Consigne 1 ▸ Relevez, dans le texte sur la francisation, toutes les embûches qui jalonnent le parcours des apprenants des centres d'éducation des adultes.

Texte à lire ▸
+ + + + +
Publicité
L'article provient de Le Journal de Montréal
Opinions

Francisation en entreprise: un modèle à repenser dès maintenant

Photo d’archives
Partager

Tania Longpré, Ph.D, enseignante en francisation, chargée de cours dans plusieurs universités

2025-05-26T22:00:00Z
Partager

Le plus récent rapport du commissaire à la langue française, Benoît Dubreuil, lève le voile sur une réalité que bien des acteurs constatent sur le terrain depuis longtemps: la francisation en milieu de travail (FMT), dans sa forme actuelle, ne permet pas une véritable intégration linguistique des travailleurs. Offerte à raison de quelques heures par semaine, souvent dans des conditions peu propices à l’apprentissage, cette formation ne répond pas aux besoins réels des apprenants. Pourtant, elle constitue l’un des piliers d’un Québec cohérent sur le plan linguistique. 

Ayant enseigné directement dans plusieurs entreprises, j’ai vu à quel point ces cours étaient souvent improvisés. On tente d’enseigner dans des locaux bruyants, sans matériel adapté, avec des horaires dictés par la production. Les travailleurs, bien qu’animés d’une réelle volonté d’apprendre, sont souvent absents, fatigués ou contraints de suspendre leur participation pour des urgences au travail. On leur propose souvent seulement 56 heures de formation, alors que 500 heures sont nécessaires pour atteindre une autonomie minimale. On exige beaucoup, mais on offre peu. Et, surtout, on oublie que la langue s’apprend dans la continuité, l’accompagnement et la cohérence.

Une surcharge invisible mais constante

Ce constat dépasse largement le seul cadre des entreprises. Dans les centres d’éducation des adultes où j’enseigne, je croise chaque jour des personnes admirablement résilientes. Plusieurs travaillent de nuit ou de soir, puis se présentent en classe à 8h le matin pour suivre une formation à temps plein. Le soir, d’autres arrivent après une journée complète de travail pour s’engager dans un programme de francisation quatre soirs par semaine. Tous ont en commun une volonté sincère de s’intégrer. Mais leur parcours est semé d’embûches: fatigue chronique, surcharge cognitive, manque de temps pour étudier, peu d’espace pour souffler. Ils persévèrent, mais à quel prix?
+ + + + +
[Listes annotées d'éléments]
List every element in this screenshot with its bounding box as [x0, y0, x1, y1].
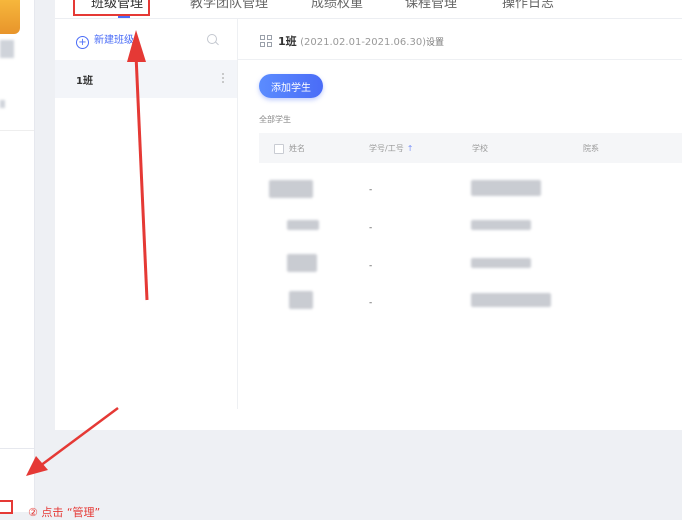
student-id-cell: - — [369, 185, 373, 195]
more-options-icon[interactable] — [222, 73, 225, 85]
course-thumbnail[interactable] — [0, 0, 20, 34]
class-icon — [260, 35, 272, 47]
annotation-text: ② 点击 “管理” — [28, 506, 101, 519]
new-class-button[interactable]: + 新建班级 — [76, 33, 134, 49]
plus-circle-icon: + — [76, 36, 89, 49]
blurred-course-meta — [0, 100, 5, 108]
blurred-school — [471, 293, 551, 307]
app-sidebar — [0, 0, 35, 514]
active-tab-indicator — [118, 16, 130, 18]
tab-highlight-box — [73, 0, 150, 16]
class-title: 1班 (2021.02.01-2021.06.30) — [278, 33, 426, 49]
sidebar-divider — [0, 130, 34, 131]
student-id-cell: - — [369, 261, 373, 271]
main-card: + 新建班级 1班 1班 (2021.02.01-2021.06.30) 设置 添… — [55, 19, 682, 430]
blurred-course-name — [0, 40, 14, 58]
class-list-panel: + 新建班级 1班 — [55, 19, 238, 409]
section-label: 全部学生 — [259, 115, 291, 124]
blurred-student-name — [269, 180, 313, 198]
blurred-school — [471, 220, 531, 230]
blurred-student-name — [287, 220, 319, 230]
column-header-id[interactable]: 学号/工号 ↑ — [369, 143, 413, 154]
sidebar-bottom-divider — [0, 448, 34, 449]
class-list-item[interactable]: 1班 — [55, 60, 237, 98]
add-student-button[interactable]: 添加学生 — [259, 74, 323, 98]
tab-bar: 班级管理 教学团队管理 成绩权重 课程管理 操作日志 — [55, 0, 682, 19]
blurred-school — [471, 258, 531, 268]
tab-operation-log[interactable]: 操作日志 — [502, 0, 554, 14]
blurred-student-name — [287, 254, 317, 272]
blurred-school — [471, 180, 541, 196]
table-row[interactable]: - — [259, 170, 682, 207]
search-icon[interactable] — [207, 34, 217, 44]
student-id-cell: - — [369, 298, 373, 308]
new-class-label: 新建班级 — [94, 35, 134, 46]
table-row[interactable]: - — [259, 208, 682, 245]
tab-course-management[interactable]: 课程管理 — [405, 0, 457, 14]
table-row[interactable]: - — [259, 283, 682, 320]
table-row[interactable]: - — [259, 246, 682, 283]
tab-grade-weights[interactable]: 成绩权重 — [311, 0, 363, 14]
student-id-cell: - — [369, 223, 373, 233]
class-date-range: (2021.02.01-2021.06.30) — [300, 37, 427, 48]
select-all-checkbox[interactable] — [274, 144, 284, 154]
column-header-school: 学校 — [472, 144, 488, 153]
column-header-department: 院系 — [583, 144, 599, 153]
table-header: 姓名 学号/工号 ↑ 学校 院系 — [259, 133, 682, 163]
header-divider — [238, 59, 682, 60]
class-name: 1班 — [278, 35, 297, 48]
sort-arrow-icon[interactable]: ↑ — [407, 144, 414, 153]
class-item-label: 1班 — [76, 76, 93, 87]
tab-teaching-team[interactable]: 教学团队管理 — [190, 0, 268, 14]
settings-link[interactable]: 设置 — [426, 35, 444, 48]
column-header-name: 姓名 — [289, 144, 305, 153]
blurred-student-name — [289, 291, 313, 309]
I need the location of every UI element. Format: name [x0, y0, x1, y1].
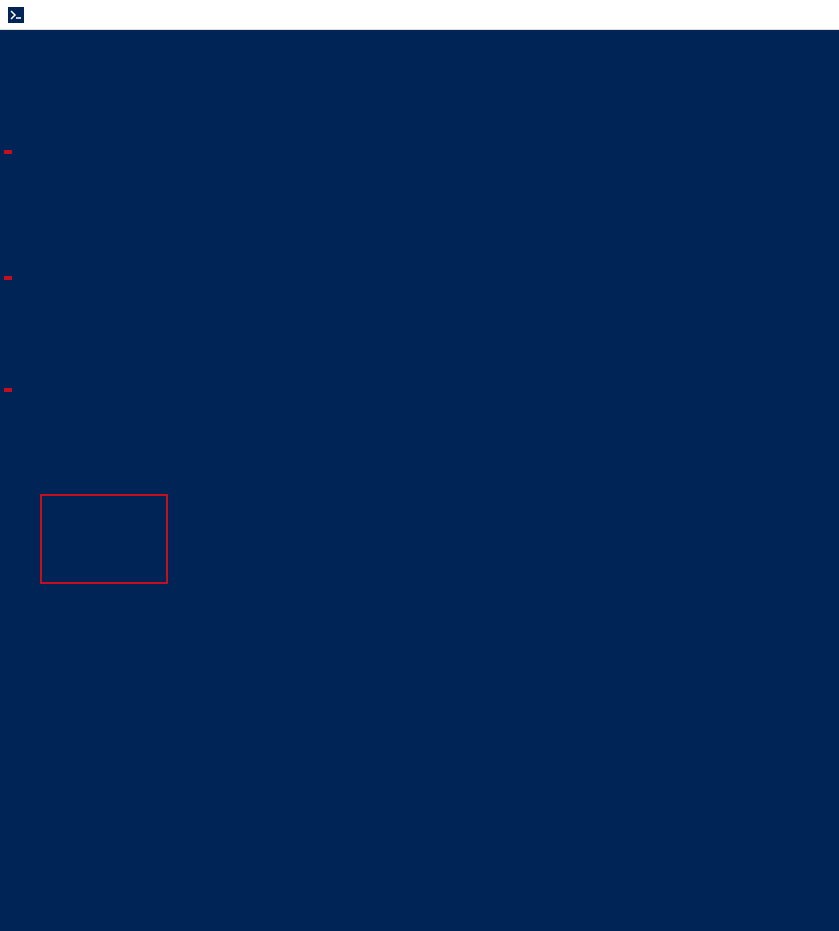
ssh-command-line — [4, 144, 835, 158]
minimize-button[interactable] — [704, 0, 749, 30]
powershell-icon — [8, 7, 24, 23]
pm2-command-line — [4, 382, 835, 396]
su-command-highlight — [4, 276, 12, 280]
terminal-output[interactable] — [0, 30, 839, 538]
window-titlebar[interactable] — [0, 0, 839, 30]
pm2-name-column-highlight — [40, 494, 168, 584]
maximize-button[interactable] — [749, 0, 794, 30]
ssh-command-highlight — [4, 150, 12, 154]
pm2-command-highlight — [4, 388, 12, 392]
pm2-table — [4, 438, 835, 480]
close-button[interactable] — [794, 0, 839, 30]
su-command-line — [4, 270, 835, 284]
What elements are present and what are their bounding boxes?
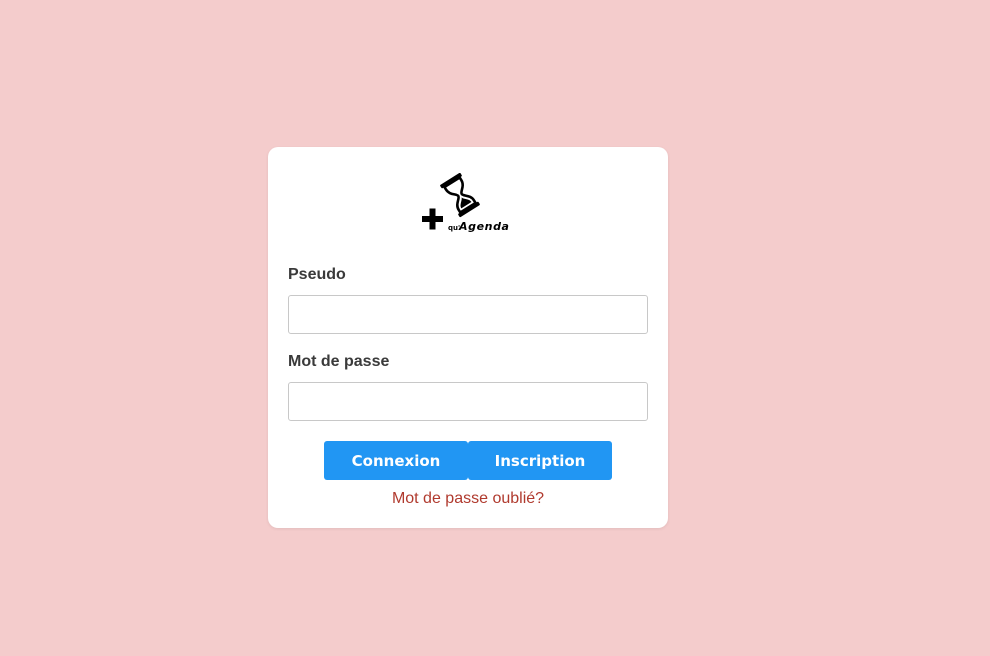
logo-name-text: Agenda — [459, 220, 510, 233]
connexion-button[interactable]: Connexion — [324, 441, 468, 480]
password-label: Mot de passe — [288, 353, 390, 370]
pseudo-label: Pseudo — [288, 266, 346, 283]
app-logo: qu' Agenda — [420, 172, 512, 237]
password-input[interactable] — [288, 382, 648, 421]
pseudo-input[interactable] — [288, 295, 648, 334]
forgot-password-link[interactable]: Mot de passe oublié? — [268, 490, 668, 508]
login-card: qu' Agenda Pseudo Mot de passe Connexion… — [268, 147, 668, 528]
inscription-button[interactable]: Inscription — [468, 441, 612, 480]
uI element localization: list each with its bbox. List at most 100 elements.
+ + + + +
Consigne 2 ▸ Dans la liste, mettez à jour le passage allant de la ligne contenant "ssh-command-line — [4, 144, 835, 158]" jusqu'à la ligne contenant "What elements are", bornes comprises, en y remplaçant "highlight" par "marker". Ne redonnez que ce passage.

Réponse rédigée 1 ▸
- fatigue chronique
- surcharge cognitive
- manque de temps pour étudier
- peu d'espace pour souffler

Réponse rédigée 2 ▸
ssh-command-line — [4, 144, 835, 158]
minimize-button[interactable] — [704, 0, 749, 30]
powershell-icon — [8, 7, 24, 23]
pm2-command-line — [4, 382, 835, 396]
su-command-marker — [4, 276, 12, 280]
terminal-output[interactable] — [0, 30, 839, 538]
window-titlebar[interactable] — [0, 0, 839, 30]
pm2-name-column-marker — [40, 494, 168, 584]
maximize-button[interactable] — [749, 0, 794, 30]
ssh-command-marker — [4, 150, 12, 154]
pm2-command-marker — [4, 388, 12, 392]
pm2-table — [4, 438, 835, 480]
close-button[interactable] — [794, 0, 839, 30]
su-command-line — [4, 270, 835, 284]
What elements are present and what are their bounding boxes?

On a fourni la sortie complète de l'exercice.